---- Available data

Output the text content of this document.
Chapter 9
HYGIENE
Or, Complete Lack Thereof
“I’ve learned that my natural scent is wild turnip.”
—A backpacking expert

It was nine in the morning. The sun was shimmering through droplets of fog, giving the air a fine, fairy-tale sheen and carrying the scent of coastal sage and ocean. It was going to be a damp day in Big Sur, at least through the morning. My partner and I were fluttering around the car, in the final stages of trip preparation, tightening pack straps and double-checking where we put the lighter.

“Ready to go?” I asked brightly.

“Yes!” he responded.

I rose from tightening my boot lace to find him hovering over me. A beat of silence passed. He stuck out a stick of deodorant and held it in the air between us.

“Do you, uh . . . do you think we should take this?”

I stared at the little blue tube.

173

--------
---- Available data

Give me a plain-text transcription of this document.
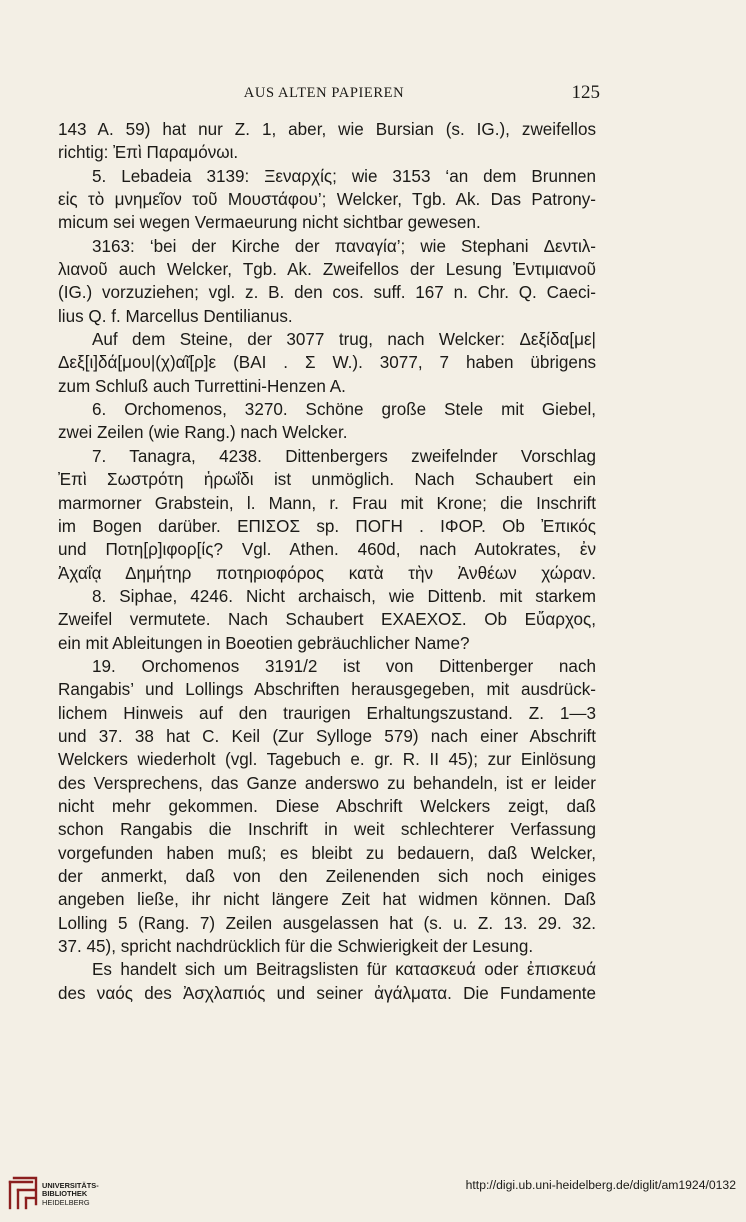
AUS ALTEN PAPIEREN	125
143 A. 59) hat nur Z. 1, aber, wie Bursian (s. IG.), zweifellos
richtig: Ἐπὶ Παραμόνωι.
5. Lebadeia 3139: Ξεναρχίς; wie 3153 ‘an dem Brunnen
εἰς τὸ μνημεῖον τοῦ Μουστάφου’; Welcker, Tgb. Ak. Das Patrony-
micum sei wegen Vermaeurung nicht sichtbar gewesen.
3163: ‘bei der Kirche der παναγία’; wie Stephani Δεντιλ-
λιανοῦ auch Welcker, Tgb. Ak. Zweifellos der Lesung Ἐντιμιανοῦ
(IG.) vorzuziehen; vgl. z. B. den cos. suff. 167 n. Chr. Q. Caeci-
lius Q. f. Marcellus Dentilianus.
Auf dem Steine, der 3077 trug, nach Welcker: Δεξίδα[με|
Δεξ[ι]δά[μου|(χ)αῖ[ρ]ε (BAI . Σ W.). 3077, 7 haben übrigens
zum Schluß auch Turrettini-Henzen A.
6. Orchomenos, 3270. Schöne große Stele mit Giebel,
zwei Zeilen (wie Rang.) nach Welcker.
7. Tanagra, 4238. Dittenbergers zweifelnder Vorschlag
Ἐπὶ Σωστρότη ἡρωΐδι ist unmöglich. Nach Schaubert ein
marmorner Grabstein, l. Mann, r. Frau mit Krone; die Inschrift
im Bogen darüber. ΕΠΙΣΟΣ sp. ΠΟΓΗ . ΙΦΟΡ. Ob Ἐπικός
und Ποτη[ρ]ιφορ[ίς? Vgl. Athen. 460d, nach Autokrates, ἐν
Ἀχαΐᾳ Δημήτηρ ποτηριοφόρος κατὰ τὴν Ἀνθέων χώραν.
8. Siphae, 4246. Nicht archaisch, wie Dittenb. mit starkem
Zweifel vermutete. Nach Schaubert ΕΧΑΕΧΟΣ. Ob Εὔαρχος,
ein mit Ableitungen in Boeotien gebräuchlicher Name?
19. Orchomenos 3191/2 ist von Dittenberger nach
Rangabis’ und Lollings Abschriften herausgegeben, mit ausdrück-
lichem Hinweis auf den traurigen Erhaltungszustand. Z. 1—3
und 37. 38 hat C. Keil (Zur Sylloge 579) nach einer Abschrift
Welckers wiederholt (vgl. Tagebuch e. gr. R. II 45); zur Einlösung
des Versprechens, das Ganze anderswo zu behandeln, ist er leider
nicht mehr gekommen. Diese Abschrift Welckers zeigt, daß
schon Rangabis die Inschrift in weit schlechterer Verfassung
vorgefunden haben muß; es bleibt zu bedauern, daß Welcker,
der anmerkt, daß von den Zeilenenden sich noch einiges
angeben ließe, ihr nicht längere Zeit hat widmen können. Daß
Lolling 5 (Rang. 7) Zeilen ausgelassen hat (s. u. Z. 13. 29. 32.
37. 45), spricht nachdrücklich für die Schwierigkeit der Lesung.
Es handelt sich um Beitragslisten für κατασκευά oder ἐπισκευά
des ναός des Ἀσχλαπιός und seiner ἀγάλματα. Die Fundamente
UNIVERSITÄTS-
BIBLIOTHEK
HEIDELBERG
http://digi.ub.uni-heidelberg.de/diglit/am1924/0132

--------

Copy out every line of the material above that mentions the word "Welckers".

● Solution to this task:
Welckers wiederholt (vgl. Tagebuch e. gr. R. II 45); zur Einlösung
nicht mehr gekommen. Diese Abschrift Welckers zeigt, daß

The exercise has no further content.